[begin DATA FOR THIS EXERCISE]
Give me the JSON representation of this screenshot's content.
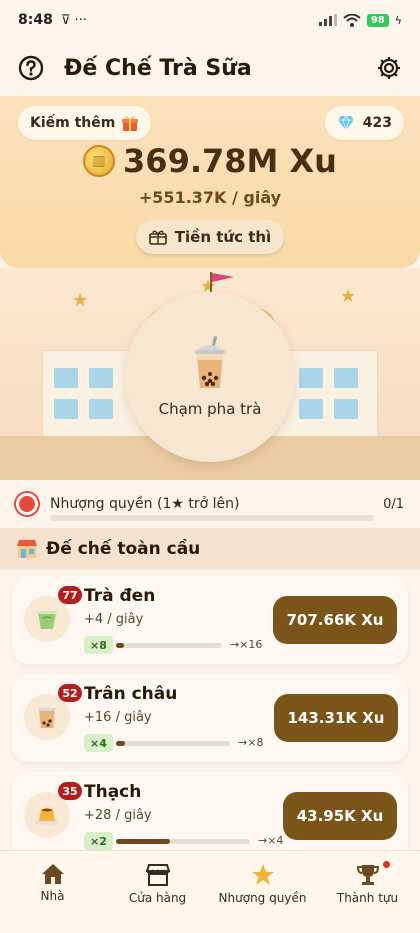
{
  "status": {
    "time": "8:48",
    "extra": "⊽ ···",
    "battery": "98"
  },
  "header": {
    "title": "Đế Chế Trà Sữa"
  },
  "hero": {
    "earn_more": "Kiếm thêm",
    "gems": "423",
    "coins": "369.78M Xu",
    "rate": "+551.37K / giây",
    "instant_cash": "Tiền tức thì"
  },
  "scene": {
    "tap_label": "Chạm pha trà"
  },
  "franchise": {
    "label": "Nhượng quyền (1★ trở lên)",
    "progress_text": "0/1",
    "progress": 0
  },
  "section": {
    "title": "Đế chế toàn cầu"
  },
  "products": [
    {
      "name": "Trà đen",
      "level": "77",
      "rate": "+4 / giây",
      "multiplier": "×8",
      "next": "→×16",
      "progress": 0.08,
      "price": "707.66K Xu"
    },
    {
      "name": "Trân châu",
      "level": "52",
      "rate": "+16 / giây",
      "multiplier": "×4",
      "next": "→×8",
      "progress": 0.08,
      "price": "143.31K Xu"
    },
    {
      "name": "Thạch",
      "level": "35",
      "rate": "+28 / giây",
      "multiplier": "×2",
      "next": "→×4",
      "progress": 0.4,
      "price": "43.95K Xu"
    }
  ],
  "nav": [
    {
      "label": "Nhà"
    },
    {
      "label": "Cửa hàng"
    },
    {
      "label": "Nhượng quyền"
    },
    {
      "label": "Thành tựu"
    }
  ],
  "colors": {
    "accent": "#7A5418",
    "hero": "#FCE3BD",
    "badge": "#B31E1E"
  }
}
[end DATA FOR THIS EXERCISE]
→ SET PROBLEM
Repeat the listing above exactly, with no pictures.

→ PROBLEM SOLUTION
Give me the JSON representation of this screenshot's content.
{
  "status": {
    "time": "8:48",
    "extra": "⊽ ···",
    "battery": "98"
  },
  "header": {
    "title": "Đế Chế Trà Sữa"
  },
  "hero": {
    "earn_more": "Kiếm thêm",
    "gems": "423",
    "coins": "369.78M Xu",
    "rate": "+551.37K / giây",
    "instant_cash": "Tiền tức thì"
  },
  "scene": {
    "tap_label": "Chạm pha trà"
  },
  "franchise": {
    "label": "Nhượng quyền (1★ trở lên)",
    "progress_text": "0/1",
    "progress": 0
  },
  "section": {
    "title": "Đế chế toàn cầu"
  },
  "products": [
    {
      "name": "Trà đen",
      "level": "77",
      "rate": "+4 / giây",
      "multiplier": "×8",
      "next": "→×16",
      "progress": 0.08,
      "price": "707.66K Xu"
    },
    {
      "name": "Trân châu",
      "level": "52",
      "rate": "+16 / giây",
      "multiplier": "×4",
      "next": "→×8",
      "progress": 0.08,
      "price": "143.31K Xu"
    },
    {
      "name": "Thạch",
      "level": "35",
      "rate": "+28 / giây",
      "multiplier": "×2",
      "next": "→×4",
      "progress": 0.4,
      "price": "43.95K Xu"
    }
  ],
  "nav": [
    {
      "label": "Nhà"
    },
    {
      "label": "Cửa hàng"
    },
    {
      "label": "Nhượng quyền"
    },
    {
      "label": "Thành tựu"
    }
  ],
  "colors": {
    "accent": "#7A5418",
    "hero": "#FCE3BD",
    "badge": "#B31E1E"
  }
}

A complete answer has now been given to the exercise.